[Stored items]
+ + +
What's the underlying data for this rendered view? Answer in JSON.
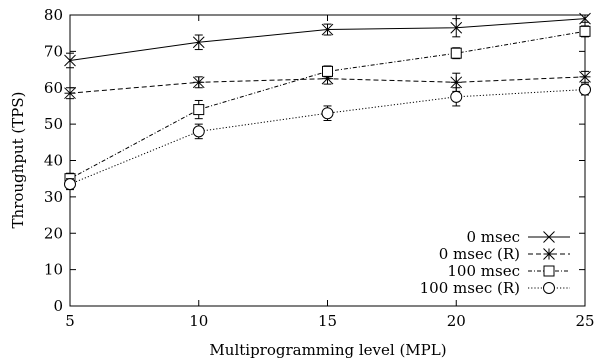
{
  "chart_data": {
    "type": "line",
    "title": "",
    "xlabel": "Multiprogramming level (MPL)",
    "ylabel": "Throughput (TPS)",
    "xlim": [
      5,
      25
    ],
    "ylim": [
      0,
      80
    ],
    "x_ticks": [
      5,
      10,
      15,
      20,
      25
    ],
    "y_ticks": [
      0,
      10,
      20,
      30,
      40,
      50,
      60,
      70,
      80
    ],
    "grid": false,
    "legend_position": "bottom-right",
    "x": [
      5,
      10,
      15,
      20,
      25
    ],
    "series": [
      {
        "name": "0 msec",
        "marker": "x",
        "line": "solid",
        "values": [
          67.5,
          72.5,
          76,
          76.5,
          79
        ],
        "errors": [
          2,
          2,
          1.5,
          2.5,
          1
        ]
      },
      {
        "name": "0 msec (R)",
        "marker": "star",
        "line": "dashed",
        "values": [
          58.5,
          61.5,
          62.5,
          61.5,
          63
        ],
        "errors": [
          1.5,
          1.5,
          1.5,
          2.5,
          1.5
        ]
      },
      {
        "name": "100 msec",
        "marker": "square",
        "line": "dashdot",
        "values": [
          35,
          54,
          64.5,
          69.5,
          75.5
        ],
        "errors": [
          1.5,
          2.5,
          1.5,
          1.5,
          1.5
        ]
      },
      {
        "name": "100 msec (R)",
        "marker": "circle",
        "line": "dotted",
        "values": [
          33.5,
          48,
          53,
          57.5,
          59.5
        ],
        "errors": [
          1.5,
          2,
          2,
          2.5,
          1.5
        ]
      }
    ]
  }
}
+ + +
Challenge: Out of the material above, select every line that holds the string "name".

Worked answer:
        "name": "0 msec",
        "name": "0 msec (R)",
        "name": "100 msec",
        "name": "100 msec (R)",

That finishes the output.